#### The request
Pull each line containing "Committee" out of the data and copy it.

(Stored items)
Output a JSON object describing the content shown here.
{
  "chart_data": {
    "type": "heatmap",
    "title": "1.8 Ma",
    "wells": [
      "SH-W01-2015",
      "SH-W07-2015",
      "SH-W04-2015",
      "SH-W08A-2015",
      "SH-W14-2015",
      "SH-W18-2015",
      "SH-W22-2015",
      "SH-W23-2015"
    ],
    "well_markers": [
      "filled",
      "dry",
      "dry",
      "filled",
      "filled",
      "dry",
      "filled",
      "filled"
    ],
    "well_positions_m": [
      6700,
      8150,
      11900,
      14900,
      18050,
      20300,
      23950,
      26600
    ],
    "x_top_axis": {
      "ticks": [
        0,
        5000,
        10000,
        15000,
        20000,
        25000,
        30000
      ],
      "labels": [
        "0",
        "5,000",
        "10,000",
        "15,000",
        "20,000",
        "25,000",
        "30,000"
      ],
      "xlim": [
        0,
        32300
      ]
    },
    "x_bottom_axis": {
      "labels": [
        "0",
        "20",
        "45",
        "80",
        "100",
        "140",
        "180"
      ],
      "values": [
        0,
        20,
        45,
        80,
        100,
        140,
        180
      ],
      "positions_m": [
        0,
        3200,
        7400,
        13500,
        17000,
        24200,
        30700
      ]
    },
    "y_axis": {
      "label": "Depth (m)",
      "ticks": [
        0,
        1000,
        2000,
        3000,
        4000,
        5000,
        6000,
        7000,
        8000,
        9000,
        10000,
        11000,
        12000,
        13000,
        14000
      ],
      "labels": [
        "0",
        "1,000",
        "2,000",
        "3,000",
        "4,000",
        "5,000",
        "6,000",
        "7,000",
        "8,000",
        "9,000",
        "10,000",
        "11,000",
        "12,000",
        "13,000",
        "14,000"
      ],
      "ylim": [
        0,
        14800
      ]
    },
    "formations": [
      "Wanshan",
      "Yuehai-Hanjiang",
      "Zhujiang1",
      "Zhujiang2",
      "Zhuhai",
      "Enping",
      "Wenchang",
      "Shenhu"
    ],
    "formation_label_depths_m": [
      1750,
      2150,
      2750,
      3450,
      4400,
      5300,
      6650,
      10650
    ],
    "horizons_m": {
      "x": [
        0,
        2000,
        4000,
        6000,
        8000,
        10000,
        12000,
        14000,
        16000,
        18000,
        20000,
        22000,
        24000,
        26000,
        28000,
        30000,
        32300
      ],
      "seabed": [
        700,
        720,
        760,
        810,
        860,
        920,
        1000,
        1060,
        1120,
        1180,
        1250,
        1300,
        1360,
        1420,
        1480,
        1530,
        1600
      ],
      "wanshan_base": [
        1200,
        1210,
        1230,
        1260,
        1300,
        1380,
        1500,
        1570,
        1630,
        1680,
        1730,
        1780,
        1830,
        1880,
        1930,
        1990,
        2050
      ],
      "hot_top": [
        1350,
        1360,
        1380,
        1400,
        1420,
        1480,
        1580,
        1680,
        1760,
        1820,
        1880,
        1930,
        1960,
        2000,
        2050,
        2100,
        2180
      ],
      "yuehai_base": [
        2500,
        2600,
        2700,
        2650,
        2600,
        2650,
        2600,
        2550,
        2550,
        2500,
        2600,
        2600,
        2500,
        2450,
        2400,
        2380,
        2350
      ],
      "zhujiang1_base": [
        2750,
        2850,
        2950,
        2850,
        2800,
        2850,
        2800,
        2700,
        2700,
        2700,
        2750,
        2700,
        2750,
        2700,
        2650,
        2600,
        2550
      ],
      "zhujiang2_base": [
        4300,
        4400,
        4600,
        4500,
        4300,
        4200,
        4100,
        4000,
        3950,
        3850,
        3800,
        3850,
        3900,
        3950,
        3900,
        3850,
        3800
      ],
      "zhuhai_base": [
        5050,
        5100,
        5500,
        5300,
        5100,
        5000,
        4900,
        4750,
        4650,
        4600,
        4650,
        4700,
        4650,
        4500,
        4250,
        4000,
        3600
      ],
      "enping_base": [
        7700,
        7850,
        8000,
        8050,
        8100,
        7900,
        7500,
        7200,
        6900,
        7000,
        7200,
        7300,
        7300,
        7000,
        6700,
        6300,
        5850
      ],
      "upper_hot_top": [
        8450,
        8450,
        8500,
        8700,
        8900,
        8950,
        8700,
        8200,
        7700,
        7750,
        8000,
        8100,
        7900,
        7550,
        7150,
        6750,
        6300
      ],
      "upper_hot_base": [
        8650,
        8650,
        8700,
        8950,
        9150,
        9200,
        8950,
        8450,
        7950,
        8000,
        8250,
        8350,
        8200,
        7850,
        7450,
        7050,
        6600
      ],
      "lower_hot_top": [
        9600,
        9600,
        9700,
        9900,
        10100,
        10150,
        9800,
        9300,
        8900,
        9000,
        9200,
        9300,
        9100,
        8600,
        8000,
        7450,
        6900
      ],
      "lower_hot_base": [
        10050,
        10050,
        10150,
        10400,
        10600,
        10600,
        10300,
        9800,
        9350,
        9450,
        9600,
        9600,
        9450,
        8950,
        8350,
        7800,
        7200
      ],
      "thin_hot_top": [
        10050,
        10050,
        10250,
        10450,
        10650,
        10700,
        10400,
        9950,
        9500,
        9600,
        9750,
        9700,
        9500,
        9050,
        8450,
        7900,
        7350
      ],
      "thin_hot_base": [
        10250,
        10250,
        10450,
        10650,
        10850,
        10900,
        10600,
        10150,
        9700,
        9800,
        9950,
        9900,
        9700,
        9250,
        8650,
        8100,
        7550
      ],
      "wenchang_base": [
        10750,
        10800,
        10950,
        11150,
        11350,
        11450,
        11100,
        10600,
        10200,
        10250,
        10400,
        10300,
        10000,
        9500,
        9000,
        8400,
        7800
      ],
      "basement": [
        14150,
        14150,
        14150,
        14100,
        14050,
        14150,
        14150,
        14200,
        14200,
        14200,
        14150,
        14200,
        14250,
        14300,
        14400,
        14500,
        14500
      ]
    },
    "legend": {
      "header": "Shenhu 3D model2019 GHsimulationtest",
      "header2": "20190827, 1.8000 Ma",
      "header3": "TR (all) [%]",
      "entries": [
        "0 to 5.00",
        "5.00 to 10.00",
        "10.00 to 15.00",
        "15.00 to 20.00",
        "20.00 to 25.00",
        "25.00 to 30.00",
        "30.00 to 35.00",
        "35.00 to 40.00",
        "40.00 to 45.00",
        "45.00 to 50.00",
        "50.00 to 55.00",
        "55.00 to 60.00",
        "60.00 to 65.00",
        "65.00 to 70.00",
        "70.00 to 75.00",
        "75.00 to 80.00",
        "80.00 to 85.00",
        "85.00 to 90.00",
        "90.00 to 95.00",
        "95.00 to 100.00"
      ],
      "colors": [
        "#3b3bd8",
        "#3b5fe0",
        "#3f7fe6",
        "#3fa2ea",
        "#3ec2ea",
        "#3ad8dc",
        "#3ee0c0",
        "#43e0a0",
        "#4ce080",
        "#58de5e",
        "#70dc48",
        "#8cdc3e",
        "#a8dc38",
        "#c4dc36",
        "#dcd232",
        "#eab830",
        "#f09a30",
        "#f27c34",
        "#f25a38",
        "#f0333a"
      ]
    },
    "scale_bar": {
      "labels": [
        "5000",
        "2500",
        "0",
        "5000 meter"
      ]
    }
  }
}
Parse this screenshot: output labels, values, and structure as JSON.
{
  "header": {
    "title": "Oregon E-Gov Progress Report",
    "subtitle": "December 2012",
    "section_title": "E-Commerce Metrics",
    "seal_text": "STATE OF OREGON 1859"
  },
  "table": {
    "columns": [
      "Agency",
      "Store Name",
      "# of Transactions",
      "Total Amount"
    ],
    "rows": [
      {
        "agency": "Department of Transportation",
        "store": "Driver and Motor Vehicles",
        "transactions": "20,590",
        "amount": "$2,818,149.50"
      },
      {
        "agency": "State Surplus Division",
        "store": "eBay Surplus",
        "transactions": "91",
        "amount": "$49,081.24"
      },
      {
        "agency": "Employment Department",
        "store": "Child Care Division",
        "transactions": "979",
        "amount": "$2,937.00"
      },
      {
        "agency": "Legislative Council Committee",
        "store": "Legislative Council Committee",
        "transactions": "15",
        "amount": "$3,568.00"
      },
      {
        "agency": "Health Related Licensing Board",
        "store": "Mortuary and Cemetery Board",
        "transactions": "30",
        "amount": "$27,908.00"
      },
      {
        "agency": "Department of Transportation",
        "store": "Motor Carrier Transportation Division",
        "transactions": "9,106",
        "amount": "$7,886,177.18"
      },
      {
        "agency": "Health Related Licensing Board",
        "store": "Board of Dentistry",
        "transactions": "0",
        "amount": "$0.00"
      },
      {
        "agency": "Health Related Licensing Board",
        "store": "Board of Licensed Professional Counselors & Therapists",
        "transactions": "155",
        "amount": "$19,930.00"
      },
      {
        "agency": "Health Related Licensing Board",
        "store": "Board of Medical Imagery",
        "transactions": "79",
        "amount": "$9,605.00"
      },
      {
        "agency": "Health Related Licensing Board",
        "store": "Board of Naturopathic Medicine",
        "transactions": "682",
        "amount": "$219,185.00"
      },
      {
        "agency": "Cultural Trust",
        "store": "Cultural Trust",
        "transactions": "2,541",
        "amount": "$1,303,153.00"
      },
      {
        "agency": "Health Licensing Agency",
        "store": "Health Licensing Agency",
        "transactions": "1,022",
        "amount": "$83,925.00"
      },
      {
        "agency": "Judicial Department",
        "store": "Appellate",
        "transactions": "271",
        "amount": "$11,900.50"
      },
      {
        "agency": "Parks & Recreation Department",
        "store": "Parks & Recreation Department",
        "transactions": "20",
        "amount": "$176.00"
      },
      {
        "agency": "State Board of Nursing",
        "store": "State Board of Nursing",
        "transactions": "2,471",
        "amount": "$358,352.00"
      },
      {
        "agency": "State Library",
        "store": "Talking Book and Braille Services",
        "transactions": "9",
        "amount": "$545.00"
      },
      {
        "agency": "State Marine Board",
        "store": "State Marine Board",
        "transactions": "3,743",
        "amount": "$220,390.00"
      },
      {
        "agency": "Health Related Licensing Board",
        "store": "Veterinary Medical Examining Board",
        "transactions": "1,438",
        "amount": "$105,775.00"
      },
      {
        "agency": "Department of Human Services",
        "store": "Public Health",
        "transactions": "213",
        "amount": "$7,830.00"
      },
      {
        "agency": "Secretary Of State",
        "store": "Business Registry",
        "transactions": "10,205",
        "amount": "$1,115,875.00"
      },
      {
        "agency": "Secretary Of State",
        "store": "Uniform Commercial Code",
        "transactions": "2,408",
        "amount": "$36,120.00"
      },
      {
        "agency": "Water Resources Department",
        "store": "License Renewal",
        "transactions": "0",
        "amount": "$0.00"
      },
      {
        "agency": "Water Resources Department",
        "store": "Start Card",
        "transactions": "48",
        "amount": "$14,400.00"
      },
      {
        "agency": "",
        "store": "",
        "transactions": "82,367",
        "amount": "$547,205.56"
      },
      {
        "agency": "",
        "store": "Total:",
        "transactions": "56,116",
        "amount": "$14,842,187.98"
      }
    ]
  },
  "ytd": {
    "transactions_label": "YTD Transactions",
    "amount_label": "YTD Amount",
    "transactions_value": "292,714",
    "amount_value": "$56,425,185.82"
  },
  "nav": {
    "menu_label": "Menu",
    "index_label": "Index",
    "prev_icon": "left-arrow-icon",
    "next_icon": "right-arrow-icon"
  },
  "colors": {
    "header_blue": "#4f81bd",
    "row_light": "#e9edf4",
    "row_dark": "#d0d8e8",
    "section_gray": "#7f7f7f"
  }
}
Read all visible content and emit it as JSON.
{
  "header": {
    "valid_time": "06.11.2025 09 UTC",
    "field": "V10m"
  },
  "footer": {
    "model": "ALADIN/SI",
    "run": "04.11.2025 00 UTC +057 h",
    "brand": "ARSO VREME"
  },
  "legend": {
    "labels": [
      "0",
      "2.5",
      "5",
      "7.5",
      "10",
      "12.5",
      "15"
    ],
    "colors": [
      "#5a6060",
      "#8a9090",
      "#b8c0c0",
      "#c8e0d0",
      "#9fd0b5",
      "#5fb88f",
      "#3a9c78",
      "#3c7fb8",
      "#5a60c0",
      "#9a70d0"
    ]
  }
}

#### Written answer
        "agency": "Legislative Council Committee",
        "store": "Legislative Council Committee",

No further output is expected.